Listing:
● ● ● ● ●
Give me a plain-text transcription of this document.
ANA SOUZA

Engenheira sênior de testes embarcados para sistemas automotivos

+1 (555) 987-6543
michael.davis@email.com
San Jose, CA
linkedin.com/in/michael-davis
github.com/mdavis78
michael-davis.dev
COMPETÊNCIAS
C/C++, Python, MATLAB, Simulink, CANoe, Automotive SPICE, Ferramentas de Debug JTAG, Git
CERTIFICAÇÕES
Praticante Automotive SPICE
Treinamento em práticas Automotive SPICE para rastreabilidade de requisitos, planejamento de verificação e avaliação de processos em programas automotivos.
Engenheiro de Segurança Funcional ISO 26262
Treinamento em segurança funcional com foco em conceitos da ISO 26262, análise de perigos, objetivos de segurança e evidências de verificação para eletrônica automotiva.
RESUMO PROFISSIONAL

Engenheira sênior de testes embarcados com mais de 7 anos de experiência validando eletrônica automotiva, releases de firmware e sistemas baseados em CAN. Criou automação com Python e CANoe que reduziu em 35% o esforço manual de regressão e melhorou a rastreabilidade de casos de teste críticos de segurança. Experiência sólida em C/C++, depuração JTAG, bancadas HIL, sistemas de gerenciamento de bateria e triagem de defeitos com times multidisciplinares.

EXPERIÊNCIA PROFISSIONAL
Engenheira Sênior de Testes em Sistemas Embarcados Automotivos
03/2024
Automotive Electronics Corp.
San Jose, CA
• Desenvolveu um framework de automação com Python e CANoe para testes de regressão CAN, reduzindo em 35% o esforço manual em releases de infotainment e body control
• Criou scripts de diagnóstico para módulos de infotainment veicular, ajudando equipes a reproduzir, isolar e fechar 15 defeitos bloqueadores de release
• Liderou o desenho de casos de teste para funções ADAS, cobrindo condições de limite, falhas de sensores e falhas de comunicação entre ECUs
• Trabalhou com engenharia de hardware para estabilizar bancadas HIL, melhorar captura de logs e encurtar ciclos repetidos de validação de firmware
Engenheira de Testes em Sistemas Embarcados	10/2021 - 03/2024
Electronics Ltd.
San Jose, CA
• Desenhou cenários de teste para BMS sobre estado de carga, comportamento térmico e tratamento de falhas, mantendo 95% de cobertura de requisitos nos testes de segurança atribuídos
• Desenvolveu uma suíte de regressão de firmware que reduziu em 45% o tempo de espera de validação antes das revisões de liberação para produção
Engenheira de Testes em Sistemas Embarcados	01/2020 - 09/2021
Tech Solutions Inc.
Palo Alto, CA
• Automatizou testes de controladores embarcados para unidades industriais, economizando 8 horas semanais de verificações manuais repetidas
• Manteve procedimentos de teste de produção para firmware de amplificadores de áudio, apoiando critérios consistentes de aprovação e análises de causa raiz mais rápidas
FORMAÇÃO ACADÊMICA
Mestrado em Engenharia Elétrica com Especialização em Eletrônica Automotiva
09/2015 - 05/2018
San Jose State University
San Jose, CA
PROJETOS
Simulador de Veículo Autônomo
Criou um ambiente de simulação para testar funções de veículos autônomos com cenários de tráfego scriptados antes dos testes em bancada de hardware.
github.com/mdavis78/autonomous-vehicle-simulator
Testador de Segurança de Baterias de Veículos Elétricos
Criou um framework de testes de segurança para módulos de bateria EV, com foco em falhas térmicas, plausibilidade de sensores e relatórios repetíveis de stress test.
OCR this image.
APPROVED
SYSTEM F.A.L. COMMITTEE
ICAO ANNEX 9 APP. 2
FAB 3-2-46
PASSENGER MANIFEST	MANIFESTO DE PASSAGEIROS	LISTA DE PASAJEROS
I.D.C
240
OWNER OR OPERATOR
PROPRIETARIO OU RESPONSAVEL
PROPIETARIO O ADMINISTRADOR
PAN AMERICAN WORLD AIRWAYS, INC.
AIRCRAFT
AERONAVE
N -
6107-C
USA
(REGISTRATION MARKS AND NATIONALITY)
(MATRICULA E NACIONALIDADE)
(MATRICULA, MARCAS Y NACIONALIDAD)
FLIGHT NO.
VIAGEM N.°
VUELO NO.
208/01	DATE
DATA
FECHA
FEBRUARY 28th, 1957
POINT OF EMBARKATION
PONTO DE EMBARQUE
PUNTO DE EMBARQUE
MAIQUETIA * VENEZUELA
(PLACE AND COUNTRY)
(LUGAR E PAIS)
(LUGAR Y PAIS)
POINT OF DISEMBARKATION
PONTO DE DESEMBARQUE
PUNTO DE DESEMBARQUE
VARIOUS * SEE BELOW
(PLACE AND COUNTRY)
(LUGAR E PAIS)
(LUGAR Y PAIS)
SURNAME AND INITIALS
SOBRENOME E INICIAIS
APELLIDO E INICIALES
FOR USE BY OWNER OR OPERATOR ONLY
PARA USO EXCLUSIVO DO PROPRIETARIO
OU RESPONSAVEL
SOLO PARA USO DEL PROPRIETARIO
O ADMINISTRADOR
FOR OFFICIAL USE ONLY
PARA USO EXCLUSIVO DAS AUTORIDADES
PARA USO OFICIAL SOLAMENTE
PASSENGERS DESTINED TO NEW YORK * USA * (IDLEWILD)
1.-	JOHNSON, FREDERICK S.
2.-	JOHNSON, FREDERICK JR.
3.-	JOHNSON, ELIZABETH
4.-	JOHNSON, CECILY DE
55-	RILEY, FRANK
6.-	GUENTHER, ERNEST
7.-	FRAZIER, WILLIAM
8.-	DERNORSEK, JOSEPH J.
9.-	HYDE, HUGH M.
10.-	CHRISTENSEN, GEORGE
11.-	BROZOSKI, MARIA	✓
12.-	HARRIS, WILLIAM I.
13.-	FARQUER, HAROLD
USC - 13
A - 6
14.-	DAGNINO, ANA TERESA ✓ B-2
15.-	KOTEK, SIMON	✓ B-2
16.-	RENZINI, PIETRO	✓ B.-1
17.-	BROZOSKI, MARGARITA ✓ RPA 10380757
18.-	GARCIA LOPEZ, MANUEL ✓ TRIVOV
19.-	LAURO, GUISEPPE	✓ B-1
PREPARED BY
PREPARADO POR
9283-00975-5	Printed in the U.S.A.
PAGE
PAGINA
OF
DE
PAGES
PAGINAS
● ● ● ● ●
Exercise details: Search the data for the word "BROZOSKI" and copy each line where it appears.

Answer to the exercise:
11.-	BROZOSKI, MARIA	✓
17.-	BROZOSKI, MARGARITA ✓ RPA 10380757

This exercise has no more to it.